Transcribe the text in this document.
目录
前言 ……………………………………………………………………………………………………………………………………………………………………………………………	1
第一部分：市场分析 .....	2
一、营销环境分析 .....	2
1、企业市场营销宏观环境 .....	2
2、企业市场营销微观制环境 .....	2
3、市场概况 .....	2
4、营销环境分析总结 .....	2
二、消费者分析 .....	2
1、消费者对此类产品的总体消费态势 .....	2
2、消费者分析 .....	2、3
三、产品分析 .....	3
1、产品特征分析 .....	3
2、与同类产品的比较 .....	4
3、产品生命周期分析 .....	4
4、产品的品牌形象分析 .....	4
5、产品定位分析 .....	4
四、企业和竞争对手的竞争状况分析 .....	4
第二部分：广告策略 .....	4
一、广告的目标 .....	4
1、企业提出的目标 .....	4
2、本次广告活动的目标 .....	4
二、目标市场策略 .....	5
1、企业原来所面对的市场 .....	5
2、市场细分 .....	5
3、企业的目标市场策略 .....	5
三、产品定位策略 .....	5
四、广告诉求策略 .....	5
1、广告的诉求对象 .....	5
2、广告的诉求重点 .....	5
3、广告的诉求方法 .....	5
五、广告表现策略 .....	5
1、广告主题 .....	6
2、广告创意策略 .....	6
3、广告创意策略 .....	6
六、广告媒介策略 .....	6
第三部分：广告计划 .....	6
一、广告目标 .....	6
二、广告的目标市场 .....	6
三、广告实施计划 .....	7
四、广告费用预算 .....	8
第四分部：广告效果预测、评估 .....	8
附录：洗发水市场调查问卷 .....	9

§ **Requirements**: All of the data must be returned exactly.

§ **Task output**:
Transcribe the text in this document.
目录
前言 ……………………………………………………………………………………………………………………………………………………………………………………………	1
第一部分：市场分析 .....	2
一、营销环境分析 .....	2
1、企业市场营销宏观环境 .....	2
2、企业市场营销微观制环境 .....	2
3、市场概况 .....	2
4、营销环境分析总结 .....	2
二、消费者分析 .....	2
1、消费者对此类产品的总体消费态势 .....	2
2、消费者分析 .....	2、3
三、产品分析 .....	3
1、产品特征分析 .....	3
2、与同类产品的比较 .....	4
3、产品生命周期分析 .....	4
4、产品的品牌形象分析 .....	4
5、产品定位分析 .....	4
四、企业和竞争对手的竞争状况分析 .....	4
第二部分：广告策略 .....	4
一、广告的目标 .....	4
1、企业提出的目标 .....	4
2、本次广告活动的目标 .....	4
二、目标市场策略 .....	5
1、企业原来所面对的市场 .....	5
2、市场细分 .....	5
3、企业的目标市场策略 .....	5
三、产品定位策略 .....	5
四、广告诉求策略 .....	5
1、广告的诉求对象 .....	5
2、广告的诉求重点 .....	5
3、广告的诉求方法 .....	5
五、广告表现策略 .....	5
1、广告主题 .....	6
2、广告创意策略 .....	6
3、广告创意策略 .....	6
六、广告媒介策略 .....	6
第三部分：广告计划 .....	6
一、广告目标 .....	6
二、广告的目标市场 .....	6
三、广告实施计划 .....	7
四、广告费用预算 .....	8
第四分部：广告效果预测、评估 .....	8
附录：洗发水市场调查问卷 .....	9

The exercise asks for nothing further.